• [TO BE DONE] From the listing, collect all lines containing the word "your".

········

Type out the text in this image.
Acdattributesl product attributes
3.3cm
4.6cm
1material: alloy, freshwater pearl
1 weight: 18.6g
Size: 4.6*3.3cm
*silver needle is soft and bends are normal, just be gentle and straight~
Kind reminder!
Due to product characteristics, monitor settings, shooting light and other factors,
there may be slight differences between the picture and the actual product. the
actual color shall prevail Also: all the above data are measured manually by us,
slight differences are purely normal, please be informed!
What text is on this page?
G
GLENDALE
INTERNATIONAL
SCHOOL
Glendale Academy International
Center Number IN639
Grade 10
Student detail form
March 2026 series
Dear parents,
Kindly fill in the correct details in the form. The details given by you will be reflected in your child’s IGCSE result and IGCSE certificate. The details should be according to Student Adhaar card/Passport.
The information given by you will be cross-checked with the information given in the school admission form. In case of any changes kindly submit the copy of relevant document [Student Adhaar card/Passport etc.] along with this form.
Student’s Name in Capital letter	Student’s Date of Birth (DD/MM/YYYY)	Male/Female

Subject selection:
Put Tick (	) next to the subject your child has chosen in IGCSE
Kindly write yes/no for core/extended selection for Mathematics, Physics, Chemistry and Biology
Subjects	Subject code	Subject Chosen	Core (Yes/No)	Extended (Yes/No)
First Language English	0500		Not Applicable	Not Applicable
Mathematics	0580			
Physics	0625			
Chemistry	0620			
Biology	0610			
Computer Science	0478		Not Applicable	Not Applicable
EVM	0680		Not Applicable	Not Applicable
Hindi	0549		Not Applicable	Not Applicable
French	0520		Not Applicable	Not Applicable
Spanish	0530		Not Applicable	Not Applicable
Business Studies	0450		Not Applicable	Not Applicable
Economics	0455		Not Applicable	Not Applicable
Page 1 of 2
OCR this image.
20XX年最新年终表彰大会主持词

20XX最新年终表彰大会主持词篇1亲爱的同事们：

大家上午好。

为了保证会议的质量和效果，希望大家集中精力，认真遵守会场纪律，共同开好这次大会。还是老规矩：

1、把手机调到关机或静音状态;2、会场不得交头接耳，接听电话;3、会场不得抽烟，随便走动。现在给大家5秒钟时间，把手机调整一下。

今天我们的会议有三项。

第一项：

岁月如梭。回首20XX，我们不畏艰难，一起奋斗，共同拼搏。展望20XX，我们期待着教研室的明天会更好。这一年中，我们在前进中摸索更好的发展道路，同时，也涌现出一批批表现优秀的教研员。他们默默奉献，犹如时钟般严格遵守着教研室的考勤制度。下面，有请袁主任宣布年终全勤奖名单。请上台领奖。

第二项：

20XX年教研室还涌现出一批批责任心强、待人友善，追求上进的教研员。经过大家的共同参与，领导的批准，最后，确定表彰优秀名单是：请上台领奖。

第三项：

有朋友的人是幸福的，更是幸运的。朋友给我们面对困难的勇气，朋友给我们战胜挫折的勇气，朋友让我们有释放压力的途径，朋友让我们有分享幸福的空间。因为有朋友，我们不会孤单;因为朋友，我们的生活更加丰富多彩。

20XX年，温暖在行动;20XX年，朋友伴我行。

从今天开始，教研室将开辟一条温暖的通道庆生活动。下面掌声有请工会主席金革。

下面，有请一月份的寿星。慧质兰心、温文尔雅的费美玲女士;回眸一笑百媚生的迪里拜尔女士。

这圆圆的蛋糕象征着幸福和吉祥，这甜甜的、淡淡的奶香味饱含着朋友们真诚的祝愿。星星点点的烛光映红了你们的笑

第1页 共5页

········

• [THE REPLY]
Kindly fill in the correct details in the form. The details given by you will be reflected in your child’s IGCSE result and IGCSE certificate. The details should be according to Student Adhaar card/Passport.
Put Tick (	) next to the subject your child has chosen in IGCSE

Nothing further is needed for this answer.